Transcribe the entries below exactly.

▼

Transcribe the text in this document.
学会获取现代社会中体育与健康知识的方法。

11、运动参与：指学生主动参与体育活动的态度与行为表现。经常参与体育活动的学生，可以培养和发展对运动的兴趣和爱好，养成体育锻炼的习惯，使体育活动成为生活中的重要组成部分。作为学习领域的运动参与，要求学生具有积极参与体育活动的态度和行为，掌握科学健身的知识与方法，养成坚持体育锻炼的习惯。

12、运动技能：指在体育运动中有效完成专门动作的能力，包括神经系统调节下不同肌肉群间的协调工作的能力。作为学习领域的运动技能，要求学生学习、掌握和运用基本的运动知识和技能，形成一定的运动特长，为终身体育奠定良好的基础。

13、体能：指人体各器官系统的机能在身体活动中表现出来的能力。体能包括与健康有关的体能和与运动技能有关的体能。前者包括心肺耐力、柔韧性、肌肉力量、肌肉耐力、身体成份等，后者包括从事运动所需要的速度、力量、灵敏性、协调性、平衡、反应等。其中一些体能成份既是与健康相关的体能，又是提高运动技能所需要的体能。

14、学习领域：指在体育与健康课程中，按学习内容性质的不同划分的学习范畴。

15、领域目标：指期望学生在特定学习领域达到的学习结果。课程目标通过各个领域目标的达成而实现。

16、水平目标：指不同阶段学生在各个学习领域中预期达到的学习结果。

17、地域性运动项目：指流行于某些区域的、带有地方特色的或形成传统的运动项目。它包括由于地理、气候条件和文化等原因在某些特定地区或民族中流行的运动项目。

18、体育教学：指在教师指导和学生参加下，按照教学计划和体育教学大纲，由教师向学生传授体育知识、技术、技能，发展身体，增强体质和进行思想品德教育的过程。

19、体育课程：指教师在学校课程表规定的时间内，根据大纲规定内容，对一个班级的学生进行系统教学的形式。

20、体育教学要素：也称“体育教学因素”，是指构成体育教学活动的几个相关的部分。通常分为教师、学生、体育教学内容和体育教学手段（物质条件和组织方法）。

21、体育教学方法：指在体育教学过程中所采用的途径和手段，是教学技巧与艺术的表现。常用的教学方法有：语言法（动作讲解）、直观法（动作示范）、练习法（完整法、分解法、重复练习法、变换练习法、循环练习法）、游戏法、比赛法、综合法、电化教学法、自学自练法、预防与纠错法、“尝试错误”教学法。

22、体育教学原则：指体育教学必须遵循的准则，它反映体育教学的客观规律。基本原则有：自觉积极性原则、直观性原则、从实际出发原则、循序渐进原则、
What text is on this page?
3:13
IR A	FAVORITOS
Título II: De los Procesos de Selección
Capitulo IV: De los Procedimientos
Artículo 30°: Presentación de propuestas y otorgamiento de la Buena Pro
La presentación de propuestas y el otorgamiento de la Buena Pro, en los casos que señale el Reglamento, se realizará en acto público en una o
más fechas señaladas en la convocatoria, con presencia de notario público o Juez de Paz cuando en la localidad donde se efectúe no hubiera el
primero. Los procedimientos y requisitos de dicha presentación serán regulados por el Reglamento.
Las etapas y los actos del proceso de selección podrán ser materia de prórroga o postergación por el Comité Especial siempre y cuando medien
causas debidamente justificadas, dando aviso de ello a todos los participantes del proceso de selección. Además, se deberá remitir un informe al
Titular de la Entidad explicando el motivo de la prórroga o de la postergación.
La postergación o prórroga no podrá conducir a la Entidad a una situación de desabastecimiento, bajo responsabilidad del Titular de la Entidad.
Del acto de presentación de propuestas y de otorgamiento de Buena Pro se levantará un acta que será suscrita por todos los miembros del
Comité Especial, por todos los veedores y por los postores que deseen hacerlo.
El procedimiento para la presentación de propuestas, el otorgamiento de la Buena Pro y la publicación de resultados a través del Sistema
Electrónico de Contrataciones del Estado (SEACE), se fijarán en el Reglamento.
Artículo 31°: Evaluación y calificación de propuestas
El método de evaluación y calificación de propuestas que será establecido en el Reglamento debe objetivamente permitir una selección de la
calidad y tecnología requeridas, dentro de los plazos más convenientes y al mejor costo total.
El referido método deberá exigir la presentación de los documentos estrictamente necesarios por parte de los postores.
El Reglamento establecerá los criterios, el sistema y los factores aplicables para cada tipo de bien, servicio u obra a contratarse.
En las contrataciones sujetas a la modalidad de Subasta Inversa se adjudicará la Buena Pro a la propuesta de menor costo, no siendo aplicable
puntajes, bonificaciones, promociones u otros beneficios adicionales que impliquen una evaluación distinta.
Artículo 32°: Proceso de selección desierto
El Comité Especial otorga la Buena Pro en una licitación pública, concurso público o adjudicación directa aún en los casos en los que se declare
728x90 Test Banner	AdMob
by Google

▲

**Output**
Transcribe the text in this document.
学会获取现代社会中体育与健康知识的方法。

11、运动参与：指学生主动参与体育活动的态度与行为表现。经常参与体育活动的学生，可以培养和发展对运动的兴趣和爱好，养成体育锻炼的习惯，使体育活动成为生活中的重要组成部分。作为学习领域的运动参与，要求学生具有积极参与体育活动的态度和行为，掌握科学健身的知识与方法，养成坚持体育锻炼的习惯。

12、运动技能：指在体育运动中有效完成专门动作的能力，包括神经系统调节下不同肌肉群间的协调工作的能力。作为学习领域的运动技能，要求学生学习、掌握和运用基本的运动知识和技能，形成一定的运动特长，为终身体育奠定良好的基础。

13、体能：指人体各器官系统的机能在身体活动中表现出来的能力。体能包括与健康有关的体能和与运动技能有关的体能。前者包括心肺耐力、柔韧性、肌肉力量、肌肉耐力、身体成份等，后者包括从事运动所需要的速度、力量、灵敏性、协调性、平衡、反应等。其中一些体能成份既是与健康相关的体能，又是提高运动技能所需要的体能。

14、学习领域：指在体育与健康课程中，按学习内容性质的不同划分的学习范畴。

15、领域目标：指期望学生在特定学习领域达到的学习结果。课程目标通过各个领域目标的达成而实现。

16、水平目标：指不同阶段学生在各个学习领域中预期达到的学习结果。

17、地域性运动项目：指流行于某些区域的、带有地方特色的或形成传统的运动项目。它包括由于地理、气候条件和文化等原因在某些特定地区或民族中流行的运动项目。

18、体育教学：指在教师指导和学生参加下，按照教学计划和体育教学大纲，由教师向学生传授体育知识、技术、技能，发展身体，增强体质和进行思想品德教育的过程。

19、体育课程：指教师在学校课程表规定的时间内，根据大纲规定内容，对一个班级的学生进行系统教学的形式。

20、体育教学要素：也称“体育教学因素”，是指构成体育教学活动的几个相关的部分。通常分为教师、学生、体育教学内容和体育教学手段（物质条件和组织方法）。

21、体育教学方法：指在体育教学过程中所采用的途径和手段，是教学技巧与艺术的表现。常用的教学方法有：语言法（动作讲解）、直观法（动作示范）、练习法（完整法、分解法、重复练习法、变换练习法、循环练习法）、游戏法、比赛法、综合法、电化教学法、自学自练法、预防与纠错法、“尝试错误”教学法。

22、体育教学原则：指体育教学必须遵循的准则，它反映体育教学的客观规律。基本原则有：自觉积极性原则、直观性原则、从实际出发原则、循序渐进原则、
What text is on this page?
3:13
IR A	FAVORITOS
Título II: De los Procesos de Selección
Capitulo IV: De los Procedimientos
Artículo 30°: Presentación de propuestas y otorgamiento de la Buena Pro
La presentación de propuestas y el otorgamiento de la Buena Pro, en los casos que señale el Reglamento, se realizará en acto público en una o
más fechas señaladas en la convocatoria, con presencia de notario público o Juez de Paz cuando en la localidad donde se efectúe no hubiera el
primero. Los procedimientos y requisitos de dicha presentación serán regulados por el Reglamento.
Las etapas y los actos del proceso de selección podrán ser materia de prórroga o postergación por el Comité Especial siempre y cuando medien
causas debidamente justificadas, dando aviso de ello a todos los participantes del proceso de selección. Además, se deberá remitir un informe al
Titular de la Entidad explicando el motivo de la prórroga o de la postergación.
La postergación o prórroga no podrá conducir a la Entidad a una situación de desabastecimiento, bajo responsabilidad del Titular de la Entidad.
Del acto de presentación de propuestas y de otorgamiento de Buena Pro se levantará un acta que será suscrita por todos los miembros del
Comité Especial, por todos los veedores y por los postores que deseen hacerlo.
El procedimiento para la presentación de propuestas, el otorgamiento de la Buena Pro y la publicación de resultados a través del Sistema
Electrónico de Contrataciones del Estado (SEACE), se fijarán en el Reglamento.
Artículo 31°: Evaluación y calificación de propuestas
El método de evaluación y calificación de propuestas que será establecido en el Reglamento debe objetivamente permitir una selección de la
calidad y tecnología requeridas, dentro de los plazos más convenientes y al mejor costo total.
El referido método deberá exigir la presentación de los documentos estrictamente necesarios por parte de los postores.
El Reglamento establecerá los criterios, el sistema y los factores aplicables para cada tipo de bien, servicio u obra a contratarse.
En las contrataciones sujetas a la modalidad de Subasta Inversa se adjudicará la Buena Pro a la propuesta de menor costo, no siendo aplicable
puntajes, bonificaciones, promociones u otros beneficios adicionales que impliquen una evaluación distinta.
Artículo 32°: Proceso de selección desierto
El Comité Especial otorga la Buena Pro en una licitación pública, concurso público o adjudicación directa aún en los casos en los que se declare
728x90 Test Banner	AdMob
by Google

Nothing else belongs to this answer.